> Your goal:
Search the listing below for the string "Setup" and show each line that contains it.
>> BEGIN Provided entries
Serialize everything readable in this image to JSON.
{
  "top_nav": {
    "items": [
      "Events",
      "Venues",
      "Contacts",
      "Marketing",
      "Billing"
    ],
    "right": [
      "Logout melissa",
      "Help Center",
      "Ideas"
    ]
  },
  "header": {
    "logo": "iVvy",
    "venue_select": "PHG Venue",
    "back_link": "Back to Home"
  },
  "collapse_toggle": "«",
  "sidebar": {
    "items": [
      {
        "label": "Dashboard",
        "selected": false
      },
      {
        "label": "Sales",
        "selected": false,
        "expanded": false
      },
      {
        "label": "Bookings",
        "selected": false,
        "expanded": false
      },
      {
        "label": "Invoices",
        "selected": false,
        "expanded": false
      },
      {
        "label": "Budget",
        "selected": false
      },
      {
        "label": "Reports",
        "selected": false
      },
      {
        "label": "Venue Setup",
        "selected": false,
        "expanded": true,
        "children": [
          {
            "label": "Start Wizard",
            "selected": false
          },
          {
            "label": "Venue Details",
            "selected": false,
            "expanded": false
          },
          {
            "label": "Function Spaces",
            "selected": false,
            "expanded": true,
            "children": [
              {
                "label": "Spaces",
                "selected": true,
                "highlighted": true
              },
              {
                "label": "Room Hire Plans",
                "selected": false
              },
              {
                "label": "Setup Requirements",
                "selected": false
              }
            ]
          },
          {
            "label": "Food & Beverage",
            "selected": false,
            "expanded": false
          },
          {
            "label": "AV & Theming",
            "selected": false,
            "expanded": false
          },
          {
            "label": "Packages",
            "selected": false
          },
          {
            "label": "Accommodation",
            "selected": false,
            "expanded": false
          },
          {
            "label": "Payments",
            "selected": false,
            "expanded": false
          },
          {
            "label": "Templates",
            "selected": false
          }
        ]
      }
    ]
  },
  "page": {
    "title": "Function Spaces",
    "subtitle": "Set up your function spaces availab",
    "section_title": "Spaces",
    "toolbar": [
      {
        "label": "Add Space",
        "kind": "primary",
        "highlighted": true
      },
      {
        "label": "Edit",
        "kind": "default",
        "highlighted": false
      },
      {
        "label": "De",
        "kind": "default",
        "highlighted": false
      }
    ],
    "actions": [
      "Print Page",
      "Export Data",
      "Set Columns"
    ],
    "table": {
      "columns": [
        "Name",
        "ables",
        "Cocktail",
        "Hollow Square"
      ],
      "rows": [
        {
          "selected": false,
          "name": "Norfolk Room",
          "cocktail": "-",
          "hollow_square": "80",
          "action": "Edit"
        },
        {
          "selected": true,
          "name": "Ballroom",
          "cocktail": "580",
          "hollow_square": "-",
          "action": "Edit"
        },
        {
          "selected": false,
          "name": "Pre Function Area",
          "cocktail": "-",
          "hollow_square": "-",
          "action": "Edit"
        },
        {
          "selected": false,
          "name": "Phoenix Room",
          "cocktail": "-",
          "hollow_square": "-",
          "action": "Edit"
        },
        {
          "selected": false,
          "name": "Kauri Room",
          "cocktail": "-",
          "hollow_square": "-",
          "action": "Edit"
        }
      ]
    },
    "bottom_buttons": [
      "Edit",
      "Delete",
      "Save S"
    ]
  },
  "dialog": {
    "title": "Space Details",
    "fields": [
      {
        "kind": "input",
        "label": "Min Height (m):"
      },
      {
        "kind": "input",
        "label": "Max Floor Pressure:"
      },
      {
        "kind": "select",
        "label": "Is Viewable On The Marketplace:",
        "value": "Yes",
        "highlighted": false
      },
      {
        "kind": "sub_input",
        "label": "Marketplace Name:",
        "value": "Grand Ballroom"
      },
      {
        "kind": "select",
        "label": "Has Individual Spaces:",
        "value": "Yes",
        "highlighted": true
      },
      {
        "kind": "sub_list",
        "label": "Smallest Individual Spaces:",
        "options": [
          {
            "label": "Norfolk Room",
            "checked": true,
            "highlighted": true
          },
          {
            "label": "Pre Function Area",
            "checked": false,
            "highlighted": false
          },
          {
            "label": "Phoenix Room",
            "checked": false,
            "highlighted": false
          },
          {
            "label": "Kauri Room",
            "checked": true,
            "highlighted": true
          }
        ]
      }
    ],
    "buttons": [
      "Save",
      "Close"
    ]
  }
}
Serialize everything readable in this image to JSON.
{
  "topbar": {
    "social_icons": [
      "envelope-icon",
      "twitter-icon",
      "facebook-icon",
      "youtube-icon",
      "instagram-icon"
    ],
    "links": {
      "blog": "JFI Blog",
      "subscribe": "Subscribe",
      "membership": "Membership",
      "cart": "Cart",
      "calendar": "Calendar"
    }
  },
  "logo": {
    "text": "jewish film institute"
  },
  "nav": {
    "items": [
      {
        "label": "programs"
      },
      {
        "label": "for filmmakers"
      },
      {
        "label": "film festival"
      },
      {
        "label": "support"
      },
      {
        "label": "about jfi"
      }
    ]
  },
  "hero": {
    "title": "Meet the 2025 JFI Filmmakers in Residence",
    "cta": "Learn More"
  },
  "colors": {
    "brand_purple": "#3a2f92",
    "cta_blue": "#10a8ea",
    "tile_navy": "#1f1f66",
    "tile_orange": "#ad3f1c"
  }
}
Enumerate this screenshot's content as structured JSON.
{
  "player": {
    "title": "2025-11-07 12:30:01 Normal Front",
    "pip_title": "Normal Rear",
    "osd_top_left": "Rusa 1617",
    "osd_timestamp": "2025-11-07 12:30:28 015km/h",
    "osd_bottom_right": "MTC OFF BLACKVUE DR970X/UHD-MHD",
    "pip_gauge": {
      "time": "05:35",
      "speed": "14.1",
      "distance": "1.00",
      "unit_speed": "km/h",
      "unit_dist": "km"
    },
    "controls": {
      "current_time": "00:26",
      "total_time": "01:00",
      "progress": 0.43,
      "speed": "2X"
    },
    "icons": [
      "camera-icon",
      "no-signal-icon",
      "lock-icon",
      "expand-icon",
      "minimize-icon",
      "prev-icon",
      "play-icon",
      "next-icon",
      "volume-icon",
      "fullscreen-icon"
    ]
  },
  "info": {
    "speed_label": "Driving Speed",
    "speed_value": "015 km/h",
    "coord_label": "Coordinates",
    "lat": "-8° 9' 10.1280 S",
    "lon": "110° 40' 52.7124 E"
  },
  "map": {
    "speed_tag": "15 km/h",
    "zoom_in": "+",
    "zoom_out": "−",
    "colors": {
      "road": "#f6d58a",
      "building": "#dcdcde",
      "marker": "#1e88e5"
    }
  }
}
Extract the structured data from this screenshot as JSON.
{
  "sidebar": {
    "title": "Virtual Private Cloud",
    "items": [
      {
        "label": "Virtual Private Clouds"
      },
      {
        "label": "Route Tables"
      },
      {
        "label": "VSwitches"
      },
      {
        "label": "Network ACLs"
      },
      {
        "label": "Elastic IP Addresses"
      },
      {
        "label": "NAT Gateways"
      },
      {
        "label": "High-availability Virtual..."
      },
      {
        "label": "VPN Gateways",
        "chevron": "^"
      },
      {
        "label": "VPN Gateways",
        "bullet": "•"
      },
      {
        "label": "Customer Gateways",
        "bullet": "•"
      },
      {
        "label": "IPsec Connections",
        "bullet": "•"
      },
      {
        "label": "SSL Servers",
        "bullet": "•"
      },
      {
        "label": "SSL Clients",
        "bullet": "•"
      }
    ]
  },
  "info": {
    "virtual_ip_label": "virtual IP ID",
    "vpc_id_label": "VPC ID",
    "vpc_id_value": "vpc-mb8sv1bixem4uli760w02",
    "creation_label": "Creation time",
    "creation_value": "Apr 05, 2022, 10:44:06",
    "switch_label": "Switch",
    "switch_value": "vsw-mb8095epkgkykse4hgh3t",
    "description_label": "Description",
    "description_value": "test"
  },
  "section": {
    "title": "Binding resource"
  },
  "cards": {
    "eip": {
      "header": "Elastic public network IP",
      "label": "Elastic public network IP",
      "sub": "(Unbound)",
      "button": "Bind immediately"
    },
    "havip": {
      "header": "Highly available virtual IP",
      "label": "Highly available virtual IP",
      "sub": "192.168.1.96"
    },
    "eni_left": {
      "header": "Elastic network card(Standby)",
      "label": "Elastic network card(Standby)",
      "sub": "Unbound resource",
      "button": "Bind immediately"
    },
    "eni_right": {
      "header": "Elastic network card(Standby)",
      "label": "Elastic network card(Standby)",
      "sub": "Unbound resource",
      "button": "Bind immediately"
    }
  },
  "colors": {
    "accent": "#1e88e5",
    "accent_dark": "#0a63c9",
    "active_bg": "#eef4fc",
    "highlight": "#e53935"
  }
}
>> END Provided entries
> Written response:
        "label": "Venue Setup",
                "label": "Setup Requirements",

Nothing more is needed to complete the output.